* [TEXTE FOURNI]:
+ + +

Tout ceci n’explique pas néanmoins le contexte social à l’origine du mouvement. D’autre part, cette mobilisation en ligne et cette envie -ce besoin?- d’une démocratie plus directe ne sont pas propres aux Gilets Jaunes. Ainsi, de manière intéressante, on a pu voir le 8 décembre 2018 l’acte IV des protestations coïncider avec la 3ème Marche pour le climat. Amenés à perdurer, ces rassemblements pour le climat ont vu le jour… suite à un événement créé sur Facebook par Maxime Lelong, journaliste. Plus généralement, depuis quelques mois, une lutte contre le changement climatique s’organise en ligne via notamment les initiatives ou le concours de Youtubeurs populaires (https://onestpret.fr/, https://ilestencoretemps.fr/, https://laffairedusiecle.net/). S’il ne faut pas minimiser l’importance du travail de fond des associations, ONG et partis politiques écologiques depuis de nombreuses années, ainsi que leur participation à l’organisation des mouvements actuels, force est de constater que la lutte contre le changement climatique s’incarne aujourd’hui à travers ces mobilisations en ligne où vedettes du web, humoristes et acteurs.trices notamment sont mises en avant.
Démocratie représentative, liquide et directe

Plus généralement, cette tendance à une démocratie plus directe s’est matérialisée depuis quelques années à travers diverses initiatives sur le Net. On rappellera ainsi que dans le cadre des présidentielles 2017 s’est organisée la première primaire ouverte à tous les citoyens afin de désigner un candidat indépendant (LaPrimaire.org). Elue, Charlotte Marchandise n’a néanmoins pas pu réunir les 500 parrainages nécessaires pour se présenter à l’élection présidentielle. D’autres initiatives plus radicales ont vu le jour à l’étranger. Né en Suède en 2006 en réaction à une loi interdisant le peer-to-peer, le Parti Pirate (PP) a ainsi développé des outils intéressants. La branche allemande du PP a par exemple œuvré à la mise en place d’une plateforme permettant d’instaurer une démocratie liquide. Alors que dans une démocratie représentative, les représentants du peuple, élus, votent les lois, que dans la démocratie directe, l’ensemble de la population exerce directement le pouvoir législatif, la démocratie liquide se situe en quelque sorte à mi-chemin de ces deux systèmes. Sur liquidfeedback.org, les citoyens peuvent voter directement pour ou contre les propositions de projets ou en présenter de nouveaux, déléguer leur vote à une autre personne du réseau en qui ils ont confiance et qu’ils estiment plus compétente quant au sujet dont il est question.

+ + +

* [CE QUI EST DEMANDÉ]: Rédigez la suite du texte sur les mobilisations en ligne et la démocratie directe en reprenant après sa dernière phrase.

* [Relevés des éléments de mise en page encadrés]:
+ + +

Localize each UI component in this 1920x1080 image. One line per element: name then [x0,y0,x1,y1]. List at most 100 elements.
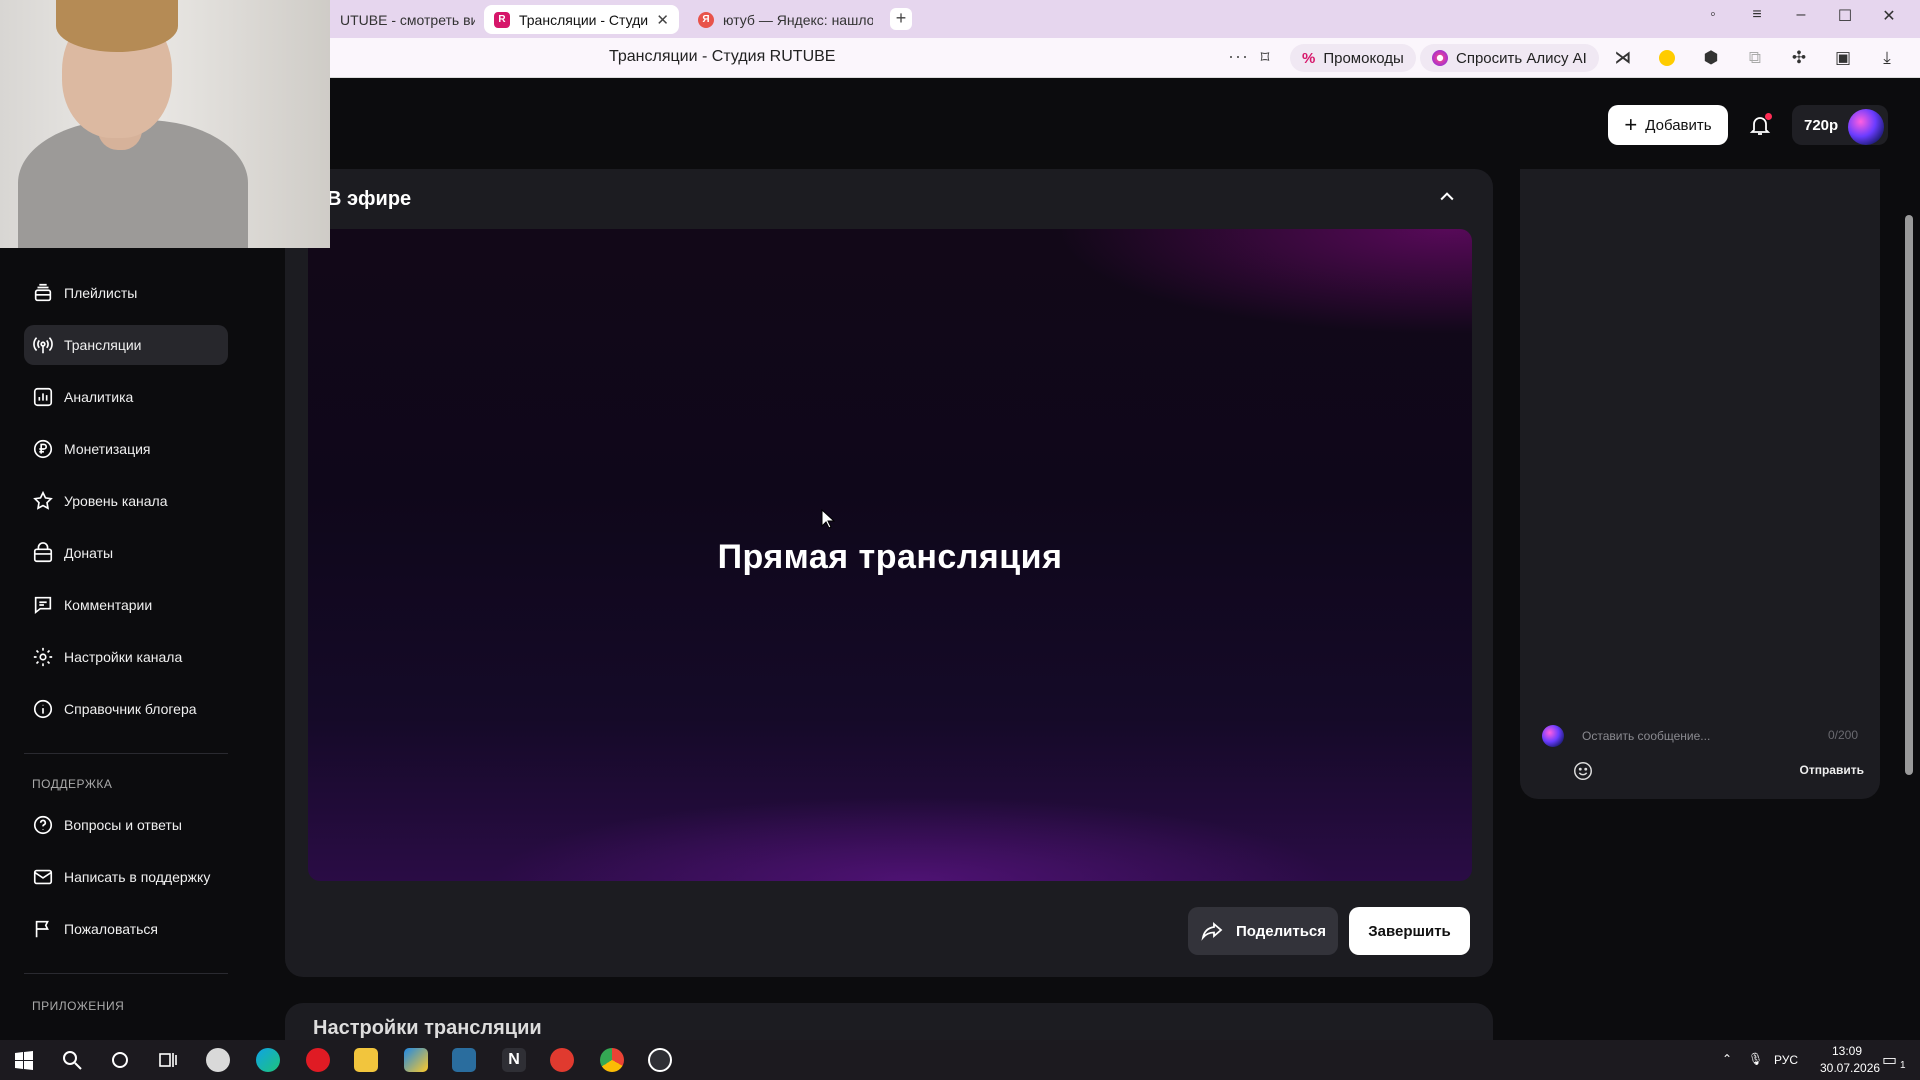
info-icon [33,699,53,719]
sidebar-item-label: Написать в поддержку [64,869,211,885]
chevron-up-icon[interactable] [1437,187,1457,207]
microphone-icon[interactable]: 🎙 [1748,1052,1763,1066]
notification-count-badge: 1 [1900,1060,1906,1071]
app-chart-icon[interactable] [452,1048,476,1072]
extension-shield-icon[interactable]: ⬢ [1700,47,1722,69]
chat-avatar [1542,725,1564,747]
rutube-favicon-icon: R [494,11,510,28]
share-button[interactable]: Поделиться [1188,907,1338,955]
tray-arrow-icon[interactable]: ⌃ [1722,1052,1732,1066]
close-window-icon[interactable]: ✕ [1874,6,1904,26]
end-stream-button[interactable]: Завершить [1349,907,1470,955]
sidebar-item-donations[interactable]: Донаты [24,533,228,573]
add-label: Добавить [1645,116,1712,134]
profile-icon[interactable]: ◦ [1698,6,1728,24]
avatar[interactable] [1848,109,1884,145]
star-icon [33,490,53,510]
sidebar-item-faq[interactable]: Вопросы и ответы [24,805,228,845]
extension-k-icon[interactable]: ⋊ [1612,47,1634,69]
ccleaner-icon[interactable] [206,1048,230,1072]
download-icon[interactable]: ⤓ [1876,47,1898,69]
promo-button[interactable]: % Промокоды [1290,44,1416,72]
sidebar-item-comments[interactable]: Комментарии [24,585,228,625]
maximize-icon[interactable]: ☐ [1830,6,1860,26]
extension-copy-icon[interactable]: ⧉ [1744,47,1766,69]
extension-coin-icon[interactable] [1656,47,1678,69]
clock-date[interactable]: 30.07.2026 [1820,1061,1880,1075]
sidebar-item-write-support[interactable]: Написать в поддержку [24,857,228,897]
add-button[interactable]: + Добавить [1608,105,1728,145]
chat-message-input[interactable]: Оставить сообщение... [1582,729,1710,743]
yandex-browser-icon[interactable] [550,1048,574,1072]
sidebar-item-channel-level[interactable]: Уровень канала [24,481,228,521]
mouse-cursor-icon [821,509,835,529]
scrollbar-thumb[interactable] [1905,215,1913,775]
cortana-icon[interactable] [108,1048,132,1072]
obs-icon[interactable] [648,1048,672,1072]
new-tab-button[interactable]: + [890,8,912,30]
mail-icon [33,869,53,885]
sidebar-item-analytics[interactable]: Аналитика [24,377,228,417]
extensions-puzzle-icon[interactable]: ✣ [1788,47,1810,69]
minimize-icon[interactable]: – [1786,6,1816,24]
sidebar-divider [24,753,228,754]
flag-icon [35,920,49,938]
promo-label: Промокоды [1323,49,1404,67]
windows-start-icon[interactable] [12,1048,36,1072]
playlist-icon [34,283,52,302]
page-scrollbar[interactable] [1900,79,1920,1031]
tab-studio-broadcasts[interactable]: R Трансляции - Студия R ✕ [484,5,679,34]
notification-center-icon[interactable]: ▭ [1882,1050,1897,1070]
settings-section-title: Настройки трансляции [313,1017,542,1039]
tab-label: UTUBE - смотреть виде [340,11,475,28]
sidebar-divider [24,973,228,974]
app-n-icon[interactable]: N [502,1048,526,1072]
menu-icon[interactable]: ≡ [1742,6,1772,24]
stream-preview[interactable]: Прямая трансляция [308,229,1472,881]
app-blue-icon[interactable] [404,1048,428,1072]
chrome-icon[interactable] [600,1048,624,1072]
file-explorer-icon[interactable] [354,1048,378,1072]
tab-yandex-search[interactable]: Я ютуб — Яндекс: нашлось [688,5,883,34]
collections-icon[interactable]: ▣ [1832,47,1854,69]
search-icon[interactable] [60,1048,84,1072]
live-panel: В эфире Прямая трансляция Поделиться Зав… [285,169,1493,977]
percent-icon: % [1302,49,1316,67]
sidebar-item-blogger-guide[interactable]: Справочник блогера [24,689,228,729]
end-label: Завершить [1368,922,1451,940]
bookmark-icon[interactable]: ⌑ [1254,47,1276,69]
sidebar-item-channel-settings[interactable]: Настройки канала [24,637,228,677]
more-dots-icon[interactable]: ··· [1228,46,1249,67]
page-title[interactable]: Трансляции - Студия RUTUBE [609,48,835,66]
edge-icon[interactable] [256,1048,280,1072]
sidebar-item-label: Донаты [64,545,114,561]
chat-char-counter: 0/200 [1827,728,1858,742]
ruble-icon [33,439,53,459]
ask-alice-button[interactable]: Спросить Алису AI [1420,44,1599,72]
clock-time[interactable]: 13:09 [1832,1044,1862,1058]
chat-send-button[interactable]: Отправить [1800,763,1864,777]
emoji-icon[interactable] [1572,760,1594,782]
sidebar-item-report[interactable]: Пожаловаться [24,909,228,949]
notifications-bell-icon[interactable] [1746,113,1774,141]
question-icon [33,815,53,835]
sidebar-item-label: Пожаловаться [64,921,159,937]
tab-rutube-watch[interactable]: UTUBE - смотреть виде [330,5,475,34]
sidebar-item-label: Монетизация [64,441,151,457]
sidebar-item-label: Аналитика [64,389,134,405]
donate-icon [33,542,53,563]
sidebar-item-label: Трансляции [64,337,142,353]
sidebar-item-label: Настройки канала [64,649,183,665]
keyboard-language[interactable]: РУС [1774,1053,1798,1067]
opera-icon[interactable] [306,1048,330,1072]
sidebar-item-label: Справочник блогера [64,701,197,717]
alice-icon [1432,50,1448,66]
comment-icon [34,596,52,615]
task-view-icon[interactable] [156,1048,180,1072]
sidebar-item-broadcasts[interactable]: Трансляции [24,325,228,365]
sidebar-item-label: Плейлисты [64,285,138,301]
sidebar-item-monetization[interactable]: Монетизация [24,429,228,469]
close-tab-icon[interactable]: ✕ [656,11,669,29]
share-icon [1201,922,1223,941]
sidebar-item-playlists[interactable]: Плейлисты [24,273,228,313]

+ + +

* [RÉPONSE]:
Divers avatars d’une démocratie directe sont en outre apparus ces dernières années : Nuit Debout, Occupy ou le Mouvement des Indignés pour ne citer que ceux-ci. Prolongement des Indignés espagnols, le parti Podemos s’est largement appuyé sur les outils numériques afin de proposer une nouvelle offre globale pour faire de la politique autrement : espace de discussion et de prise de décision on-line via un logiciel dédié (Loomio), création d’un espace forum sur Reddit (Plaza Podemos), utilisation d’une application afin d’identifier les sujets à aborder et les opinions émergentes (Appgree), etc. Certains objecteront que les Indignés d’hier se retrouvent aujourd’hui devant une situation bien particulière. Alors que le mouvement s’est notamment constitué en opposition au système politique, il se retrouve dorénavant incarné par un parti politique « traditionnel ». Le paradoxe est réel mais n’enlève rien au développement de ces solutions numériques et à l’émergence de ces nouvelles façons de débattre en démocratie.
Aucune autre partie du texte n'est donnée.